MATERIAL SHOWN =
● ● ● ●

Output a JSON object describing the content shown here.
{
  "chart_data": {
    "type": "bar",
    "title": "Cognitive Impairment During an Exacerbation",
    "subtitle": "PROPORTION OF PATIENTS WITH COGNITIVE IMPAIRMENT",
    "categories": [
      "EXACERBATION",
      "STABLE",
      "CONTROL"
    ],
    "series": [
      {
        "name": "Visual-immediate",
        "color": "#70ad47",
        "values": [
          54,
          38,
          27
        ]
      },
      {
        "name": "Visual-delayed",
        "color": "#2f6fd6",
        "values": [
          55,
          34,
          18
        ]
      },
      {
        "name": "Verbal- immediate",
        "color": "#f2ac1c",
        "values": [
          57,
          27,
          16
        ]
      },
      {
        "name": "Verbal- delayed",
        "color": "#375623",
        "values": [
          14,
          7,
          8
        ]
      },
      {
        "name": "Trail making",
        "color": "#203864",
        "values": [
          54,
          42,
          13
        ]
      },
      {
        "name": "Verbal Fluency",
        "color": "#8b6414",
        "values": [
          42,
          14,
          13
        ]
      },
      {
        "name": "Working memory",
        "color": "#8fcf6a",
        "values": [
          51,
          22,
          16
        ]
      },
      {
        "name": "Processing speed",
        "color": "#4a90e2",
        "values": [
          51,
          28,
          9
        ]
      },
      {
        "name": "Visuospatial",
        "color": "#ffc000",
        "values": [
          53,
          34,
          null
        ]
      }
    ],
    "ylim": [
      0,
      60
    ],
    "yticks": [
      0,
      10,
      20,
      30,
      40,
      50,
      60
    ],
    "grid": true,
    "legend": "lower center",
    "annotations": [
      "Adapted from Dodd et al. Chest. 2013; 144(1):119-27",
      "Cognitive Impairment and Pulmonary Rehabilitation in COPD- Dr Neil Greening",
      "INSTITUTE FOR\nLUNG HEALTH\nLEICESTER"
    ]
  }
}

● ● ● ●

DIRECTIONS FOR THIS TASK = The lines to copy are those in the listing that contain "name".

RESPONSE FOR THIS EXERCISE =
        "name": "Visual-immediate",
        "name": "Visual-delayed",
        "name": "Verbal- immediate",
        "name": "Verbal- delayed",
        "name": "Trail making",
        "name": "Verbal Fluency",
        "name": "Working memory",
        "name": "Processing speed",
        "name": "Visuospatial",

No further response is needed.